- Written task -
Convert everything from the first line below down to the line containing "Where is each", both included, into a Markdown table with the columns Row and Text. Leave out the pictures and any blank lines.

** BEGIN Raw records **

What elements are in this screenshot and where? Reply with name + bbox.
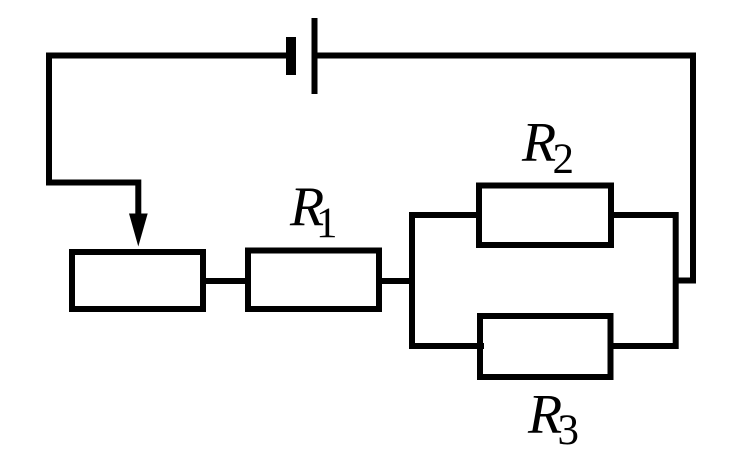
svg-text:1: 1 — [316, 200, 338, 247]
svg-text:2: 2 — [553, 136, 575, 183]
svg-text:3: 3 — [558, 407, 580, 454]
svg-text:R: R — [521, 112, 556, 174]
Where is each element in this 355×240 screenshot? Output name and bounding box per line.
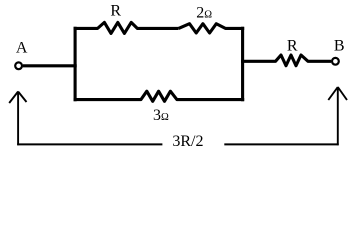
svg-text:R: R <box>110 3 121 20</box>
resistor R2 (top branch 2 ohm) with wire <box>179 24 245 33</box>
wire left vertical of box <box>74 27 77 101</box>
svg-text:R: R <box>287 37 298 54</box>
wire right vertical of box <box>241 27 244 101</box>
right dimension arrow <box>328 87 347 145</box>
svg-text:B: B <box>334 37 345 54</box>
svg-text:3R/2: 3R/2 <box>172 133 203 150</box>
svg-text:A: A <box>16 40 28 57</box>
left dimension arrow <box>9 92 26 146</box>
terminal A <box>15 62 22 69</box>
svg-text:2Ω: 2Ω <box>196 5 212 22</box>
resistor R1 (top branch R) with wire <box>74 22 179 33</box>
svg-text:3Ω: 3Ω <box>153 107 169 124</box>
terminal B <box>332 58 339 65</box>
resistor R3 (series R to B) with wire <box>241 55 331 66</box>
dimension line right segment <box>224 143 338 145</box>
resistor R4 (bottom branch 3 ohm) with wire <box>74 91 245 101</box>
wire A to box <box>23 64 77 67</box>
dimension line left segment <box>17 143 162 145</box>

** END Raw records **

- Output -
| Row | Text |
|---|---|
| 1 | What elements are in this screenshot and where? Reply with name + bbox. |
| 2 | svg-text:1: 1 — [316, 200, 338, 247] |
| 3 | svg-text:2: 2 — [553, 136, 575, 183] |
| 4 | svg-text:3: 3 — [558, 407, 580, 454] |
| 5 | svg-text:R: R — [521, 112, 556, 174] |
| 6 | Where is each element in this 355×240 screenshot? Output name and bounding box per line. |